+++ DATA SHOWN +++

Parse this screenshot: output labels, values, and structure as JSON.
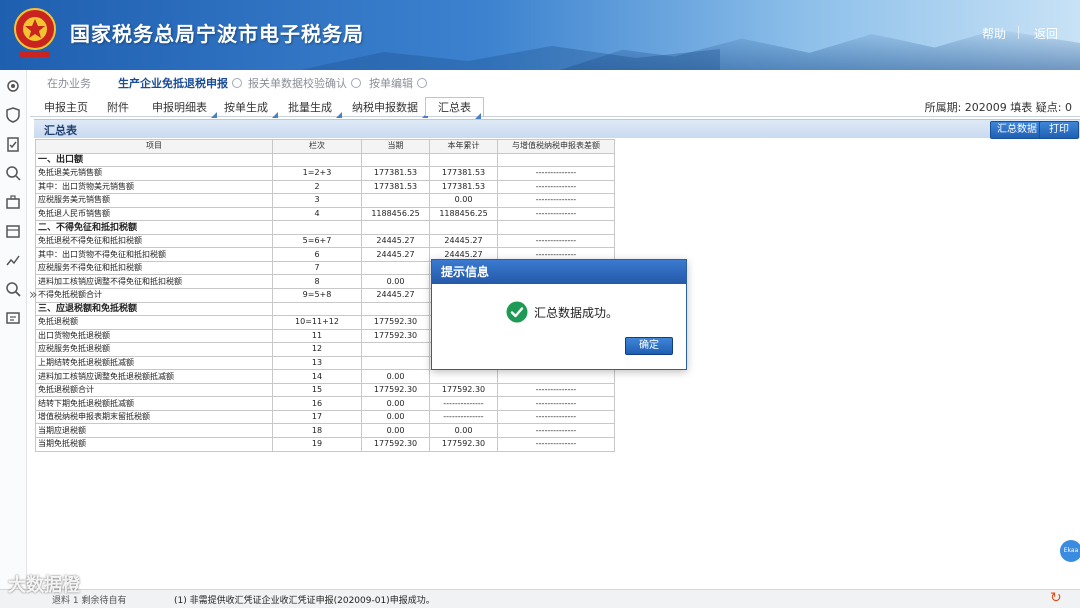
{
  "header": {
    "title": "国家税务总局宁波市电子税务局",
    "help": "帮助",
    "back": "返回"
  },
  "breadcrumbs": [
    {
      "label": "在办业务"
    },
    {
      "label": "生产企业免抵退税申报"
    },
    {
      "label": "报关单数据校验确认"
    },
    {
      "label": "按单编辑"
    }
  ],
  "tabs": [
    {
      "label": "申报主页"
    },
    {
      "label": "附件"
    },
    {
      "label": "申报明细表"
    },
    {
      "label": "按单生成"
    },
    {
      "label": "批量生成"
    },
    {
      "label": "纳税申报数据"
    },
    {
      "label": "汇总表"
    }
  ],
  "period": "所属期: 202009  填表  疑点: 0",
  "panel": {
    "title": "汇总表",
    "sum_button": "汇总数据",
    "print_button": "打印"
  },
  "table": {
    "headers": [
      "项目",
      "栏次",
      "当期",
      "本年累计",
      "与增值税纳税申报表差额"
    ],
    "rows": [
      {
        "item": "一、出口额",
        "section": true
      },
      {
        "item": "免抵退美元销售额",
        "col": "1=2+3",
        "cur": "177381.53",
        "ytd": "177381.53",
        "diff": "--------------"
      },
      {
        "item": "其中：出口货物美元销售额",
        "col": "2",
        "cur": "177381.53",
        "ytd": "177381.53",
        "diff": "--------------"
      },
      {
        "item": "应税服务美元销售额",
        "col": "3",
        "cur": "",
        "ytd": "0.00",
        "diff": "--------------"
      },
      {
        "item": "免抵退人民币销售额",
        "col": "4",
        "cur": "1188456.25",
        "ytd": "1188456.25",
        "diff": "--------------"
      },
      {
        "item": "二、不得免征和抵扣税额",
        "section": true
      },
      {
        "item": "免抵退税不得免征和抵扣税额",
        "col": "5=6+7",
        "cur": "24445.27",
        "ytd": "24445.27",
        "diff": "--------------"
      },
      {
        "item": "其中：出口货物不得免征和抵扣税额",
        "col": "6",
        "cur": "24445.27",
        "ytd": "24445.27",
        "diff": "--------------"
      },
      {
        "item": "应税服务不得免征和抵扣税额",
        "col": "7",
        "cur": "",
        "ytd": "",
        "diff": ""
      },
      {
        "item": "进料加工核销应调整不得免征和抵扣税额",
        "col": "8",
        "cur": "0.00",
        "ytd": "",
        "diff": ""
      },
      {
        "item": "不得免抵税额合计",
        "col": "9=5+8",
        "cur": "24445.27",
        "ytd": "",
        "diff": ""
      },
      {
        "item": "三、应退税额和免抵税额",
        "section": true
      },
      {
        "item": "免抵退税额",
        "col": "10=11+12",
        "cur": "177592.30",
        "ytd": "",
        "diff": ""
      },
      {
        "item": "出口货物免抵退税额",
        "col": "11",
        "cur": "177592.30",
        "ytd": "",
        "diff": ""
      },
      {
        "item": "应税服务免抵退税额",
        "col": "12",
        "cur": "",
        "ytd": "",
        "diff": ""
      },
      {
        "item": "上期结转免抵退税额抵减额",
        "col": "13",
        "cur": "",
        "ytd": "",
        "diff": ""
      },
      {
        "item": "进料加工核销应调整免抵退税额抵减额",
        "col": "14",
        "cur": "0.00",
        "ytd": "",
        "diff": ""
      },
      {
        "item": "免抵退税额合计",
        "col": "15",
        "cur": "177592.30",
        "ytd": "177592.30",
        "diff": "--------------"
      },
      {
        "item": "结转下期免抵退税额抵减额",
        "col": "16",
        "cur": "0.00",
        "ytd": "--------------",
        "diff": "--------------"
      },
      {
        "item": "增值税纳税申报表期末留抵税额",
        "col": "17",
        "cur": "0.00",
        "ytd": "--------------",
        "diff": "--------------"
      },
      {
        "item": "当期应退税额",
        "col": "18",
        "cur": "0.00",
        "ytd": "0.00",
        "diff": "--------------"
      },
      {
        "item": "当期免抵税额",
        "col": "19",
        "cur": "177592.30",
        "ytd": "177592.30",
        "diff": "--------------"
      }
    ]
  },
  "dialog": {
    "title": "提示信息",
    "message": "汇总数据成功。",
    "ok": "确定"
  },
  "status": {
    "message": "(1)  非需提供收汇凭证企业收汇凭证申报(202009-01)申报成功。",
    "left": "退料 1 剩余待自有"
  },
  "watermark": "大数据橙",
  "float_button": "Ekaa",
  "colors": {
    "header_start": "#1f5fb0",
    "dialog_header": "#2459a8",
    "success": "#1f9a55",
    "button": "#1f5fb3"
  }
}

+++

GIVEN EXERCISE:
Pictures in the data above should not be copied; transcribe everything else exactly.

IN RESPONSE:
Parse this screenshot: output labels, values, and structure as JSON.
{
  "header": {
    "title": "国家税务总局宁波市电子税务局",
    "help": "帮助",
    "back": "返回"
  },
  "breadcrumbs": [
    {
      "label": "在办业务"
    },
    {
      "label": "生产企业免抵退税申报"
    },
    {
      "label": "报关单数据校验确认"
    },
    {
      "label": "按单编辑"
    }
  ],
  "tabs": [
    {
      "label": "申报主页"
    },
    {
      "label": "附件"
    },
    {
      "label": "申报明细表"
    },
    {
      "label": "按单生成"
    },
    {
      "label": "批量生成"
    },
    {
      "label": "纳税申报数据"
    },
    {
      "label": "汇总表"
    }
  ],
  "period": "所属期: 202009  填表  疑点: 0",
  "panel": {
    "title": "汇总表",
    "sum_button": "汇总数据",
    "print_button": "打印"
  },
  "table": {
    "headers": [
      "项目",
      "栏次",
      "当期",
      "本年累计",
      "与增值税纳税申报表差额"
    ],
    "rows": [
      {
        "item": "一、出口额",
        "section": true
      },
      {
        "item": "免抵退美元销售额",
        "col": "1=2+3",
        "cur": "177381.53",
        "ytd": "177381.53",
        "diff": "--------------"
      },
      {
        "item": "其中：出口货物美元销售额",
        "col": "2",
        "cur": "177381.53",
        "ytd": "177381.53",
        "diff": "--------------"
      },
      {
        "item": "应税服务美元销售额",
        "col": "3",
        "cur": "",
        "ytd": "0.00",
        "diff": "--------------"
      },
      {
        "item": "免抵退人民币销售额",
        "col": "4",
        "cur": "1188456.25",
        "ytd": "1188456.25",
        "diff": "--------------"
      },
      {
        "item": "二、不得免征和抵扣税额",
        "section": true
      },
      {
        "item": "免抵退税不得免征和抵扣税额",
        "col": "5=6+7",
        "cur": "24445.27",
        "ytd": "24445.27",
        "diff": "--------------"
      },
      {
        "item": "其中：出口货物不得免征和抵扣税额",
        "col": "6",
        "cur": "24445.27",
        "ytd": "24445.27",
        "diff": "--------------"
      },
      {
        "item": "应税服务不得免征和抵扣税额",
        "col": "7",
        "cur": "",
        "ytd": "",
        "diff": ""
      },
      {
        "item": "进料加工核销应调整不得免征和抵扣税额",
        "col": "8",
        "cur": "0.00",
        "ytd": "",
        "diff": ""
      },
      {
        "item": "不得免抵税额合计",
        "col": "9=5+8",
        "cur": "24445.27",
        "ytd": "",
        "diff": ""
      },
      {
        "item": "三、应退税额和免抵税额",
        "section": true
      },
      {
        "item": "免抵退税额",
        "col": "10=11+12",
        "cur": "177592.30",
        "ytd": "",
        "diff": ""
      },
      {
        "item": "出口货物免抵退税额",
        "col": "11",
        "cur": "177592.30",
        "ytd": "",
        "diff": ""
      },
      {
        "item": "应税服务免抵退税额",
        "col": "12",
        "cur": "",
        "ytd": "",
        "diff": ""
      },
      {
        "item": "上期结转免抵退税额抵减额",
        "col": "13",
        "cur": "",
        "ytd": "",
        "diff": ""
      },
      {
        "item": "进料加工核销应调整免抵退税额抵减额",
        "col": "14",
        "cur": "0.00",
        "ytd": "",
        "diff": ""
      },
      {
        "item": "免抵退税额合计",
        "col": "15",
        "cur": "177592.30",
        "ytd": "177592.30",
        "diff": "--------------"
      },
      {
        "item": "结转下期免抵退税额抵减额",
        "col": "16",
        "cur": "0.00",
        "ytd": "--------------",
        "diff": "--------------"
      },
      {
        "item": "增值税纳税申报表期末留抵税额",
        "col": "17",
        "cur": "0.00",
        "ytd": "--------------",
        "diff": "--------------"
      },
      {
        "item": "当期应退税额",
        "col": "18",
        "cur": "0.00",
        "ytd": "0.00",
        "diff": "--------------"
      },
      {
        "item": "当期免抵税额",
        "col": "19",
        "cur": "177592.30",
        "ytd": "177592.30",
        "diff": "--------------"
      }
    ]
  },
  "dialog": {
    "title": "提示信息",
    "message": "汇总数据成功。",
    "ok": "确定"
  },
  "status": {
    "message": "(1)  非需提供收汇凭证企业收汇凭证申报(202009-01)申报成功。",
    "left": "退料 1 剩余待自有"
  },
  "watermark": "大数据橙",
  "float_button": "Ekaa",
  "colors": {
    "header_start": "#1f5fb0",
    "dialog_header": "#2459a8",
    "success": "#1f9a55",
    "button": "#1f5fb3"
  }
}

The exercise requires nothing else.